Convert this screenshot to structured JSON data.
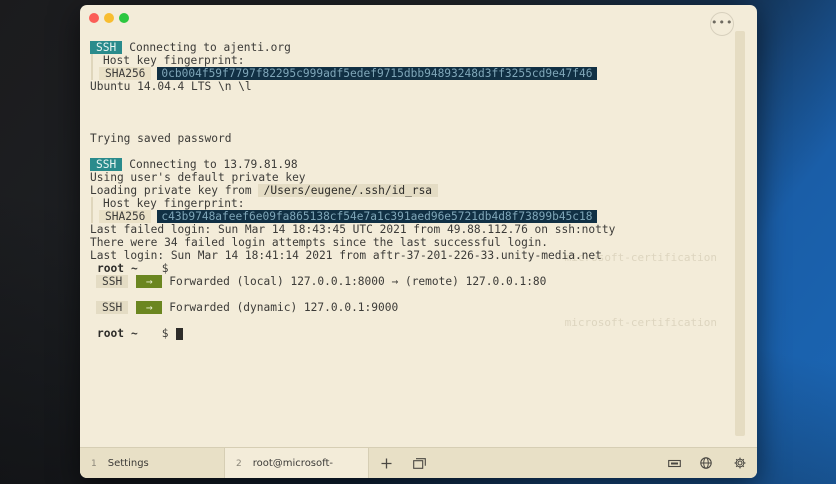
{
  "window": {
    "menu_label": "•••"
  },
  "terminal": {
    "block1": {
      "tag": "SSH",
      "connect": "Connecting to ajenti.org",
      "fp_heading": "Host key fingerprint:",
      "sha_label": "SHA256",
      "hash": "0cb004f59f7797f82295c999adf5edef9715dbb94893248d3ff3255cd9e47f46",
      "banner": "Ubuntu 14.04.4 LTS \\n \\l"
    },
    "trying": "Trying saved password",
    "block2": {
      "tag": "SSH",
      "connect": "Connecting to 13.79.81.98",
      "default_key": "Using user's default private key",
      "loading": "Loading private key from",
      "key_path": "/Users/eugene/.ssh/id_rsa",
      "fp_heading": "Host key fingerprint:",
      "sha_label": "SHA256",
      "hash": "c43b9748afeef6e09fa865138cf54e7a1c391aed96e5721db4d8f73899b45c18",
      "failed": "Last failed login: Sun Mar 14 18:43:45 UTC 2021 from 49.88.112.76 on ssh:notty",
      "attempts": "There were 34 failed login attempts since the last successful login.",
      "last_login": "Last login: Sun Mar 14 18:41:14 2021 from aftr-37-201-226-33.unity-media.net"
    },
    "prompt": {
      "user": "root",
      "tilde": "~",
      "dollar": "$"
    },
    "forward1": {
      "chip": "SSH",
      "arrow": "→",
      "text": "Forwarded (local) 127.0.0.1:8000 → (remote) 127.0.0.1:80"
    },
    "forward2": {
      "chip": "SSH",
      "arrow": "→",
      "text": "Forwarded (dynamic) 127.0.0.1:9000"
    },
    "ghost_text": "microsoft-certification"
  },
  "tabs": [
    {
      "num": "1",
      "label": "Settings"
    },
    {
      "num": "2",
      "label": "root@microsoft-certifi..."
    }
  ],
  "icons": {
    "new_tab": "plus-icon",
    "duplicate": "windows-icon",
    "serial": "plug-icon",
    "globe": "globe-icon",
    "settings": "gear-icon"
  }
}
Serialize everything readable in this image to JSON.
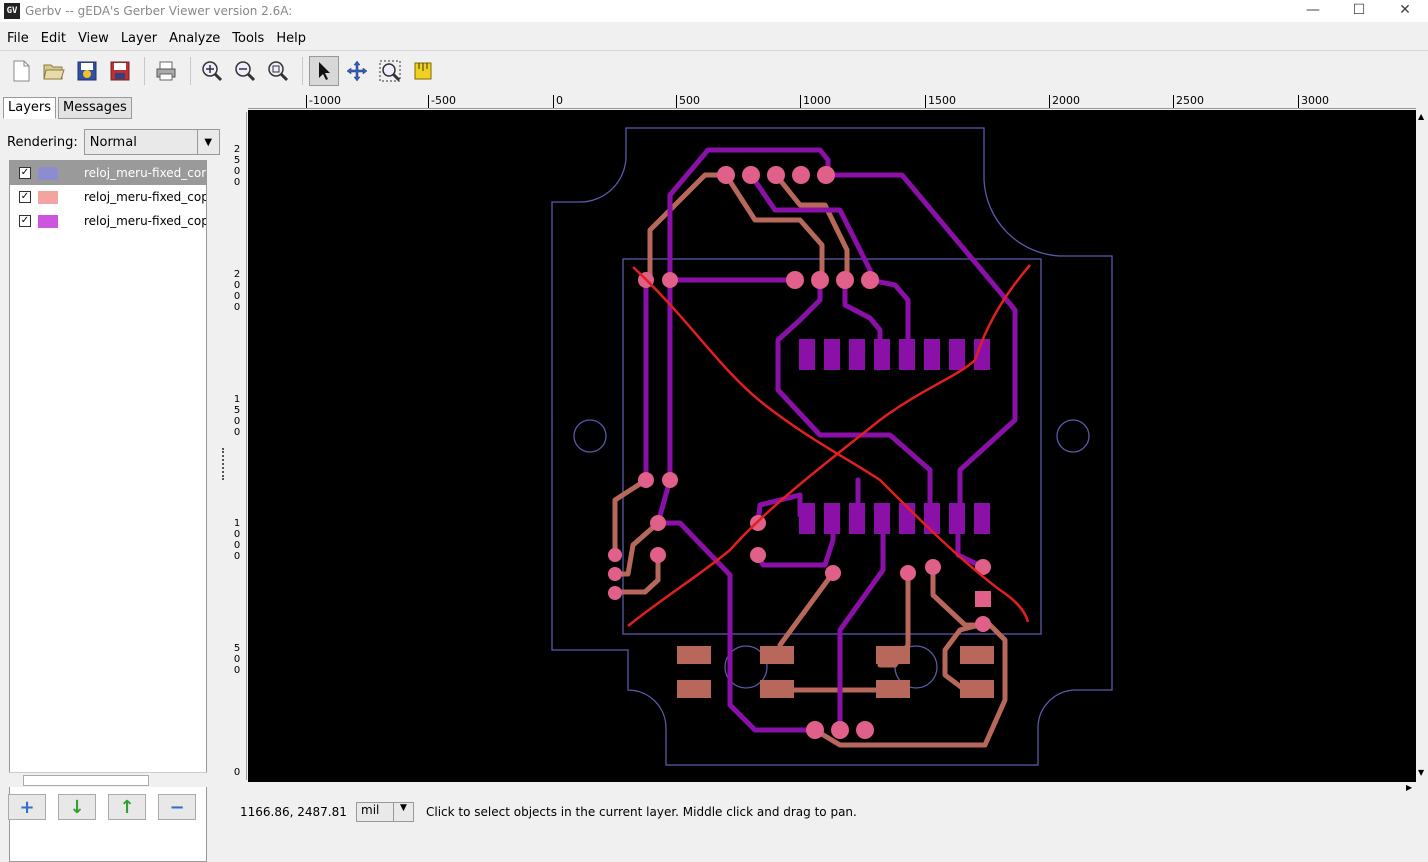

■ ■ ■ ■ ■

# EXERCISE DESCRIPTION:
Identify the lines above with the word "hash". Copy them.

# ANSWER FOR THIS EXERCISE:
      "hash": "0cb004f59f7797f82295c999adf5edef9715dbb94893248d3ff3255cd9e47f46",
      "hash": "c43b9748afeef6e09fa865138cf54e7a1c391aed96e5721db4d8f73899b45c18",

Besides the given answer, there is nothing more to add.